◆ **Dataset entries**:
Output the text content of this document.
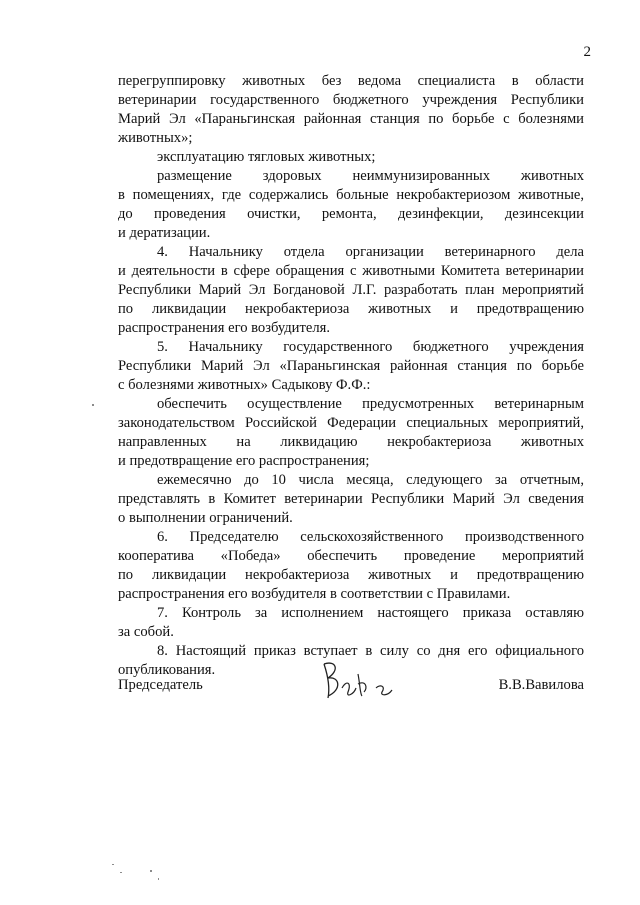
2
перегруппировку животных без ведома специалиста в области
ветеринарии государственного бюджетного учреждения Республики
Марий Эл «Параньгинская районная станция по борьбе с болезнями
животных»;
эксплуатацию тягловых животных;
размещение здоровых неиммунизированных животных
в помещениях, где содержались больные некробактериозом животные,
до проведения очистки, ремонта, дезинфекции, дезинсекции
и дератизации.
4. Начальнику отдела организации ветеринарного дела
и деятельности в сфере обращения с животными Комитета ветеринарии
Республики Марий Эл Богдановой Л.Г. разработать план мероприятий
по ликвидации некробактериоза животных и предотвращению
распространения его возбудителя.
5. Начальнику государственного бюджетного учреждения
Республики Марий Эл «Параньгинская районная станция по борьбе
с болезнями животных» Садыкову Ф.Ф.:
обеспечить осуществление предусмотренных ветеринарным
законодательством Российской Федерации специальных мероприятий,
направленных на ликвидацию некробактериоза животных
и предотвращение его распространения;
ежемесячно до 10 числа месяца, следующего за отчетным,
представлять в Комитет ветеринарии Республики Марий Эл сведения
о выполнении ограничений.
6. Председателю сельскохозяйственного производственного
кооператива «Победа» обеспечить проведение мероприятий
по ликвидации некробактериоза животных и предотвращению
распространения его возбудителя в соответствии с Правилами.
7. Контроль за исполнением настоящего приказа оставляю
за собой.
8. Настоящий приказ вступает в силу со дня его официального
опубликования.
Председатель	В.В.Вавилова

◆ **Exercise**:
Write the listing out a second time exactly, dropping all images.

◆ **Written answer**:
Output the text content of this document.
2
перегруппировку животных без ведома специалиста в области
ветеринарии государственного бюджетного учреждения Республики
Марий Эл «Параньгинская районная станция по борьбе с болезнями
животных»;
эксплуатацию тягловых животных;
размещение здоровых неиммунизированных животных
в помещениях, где содержались больные некробактериозом животные,
до проведения очистки, ремонта, дезинфекции, дезинсекции
и дератизации.
4. Начальнику отдела организации ветеринарного дела
и деятельности в сфере обращения с животными Комитета ветеринарии
Республики Марий Эл Богдановой Л.Г. разработать план мероприятий
по ликвидации некробактериоза животных и предотвращению
распространения его возбудителя.
5. Начальнику государственного бюджетного учреждения
Республики Марий Эл «Параньгинская районная станция по борьбе
с болезнями животных» Садыкову Ф.Ф.:
обеспечить осуществление предусмотренных ветеринарным
законодательством Российской Федерации специальных мероприятий,
направленных на ликвидацию некробактериоза животных
и предотвращение его распространения;
ежемесячно до 10 числа месяца, следующего за отчетным,
представлять в Комитет ветеринарии Республики Марий Эл сведения
о выполнении ограничений.
6. Председателю сельскохозяйственного производственного
кооператива «Победа» обеспечить проведение мероприятий
по ликвидации некробактериоза животных и предотвращению
распространения его возбудителя в соответствии с Правилами.
7. Контроль за исполнением настоящего приказа оставляю
за собой.
8. Настоящий приказ вступает в силу со дня его официального
опубликования.
Председатель	В.В.Вавилова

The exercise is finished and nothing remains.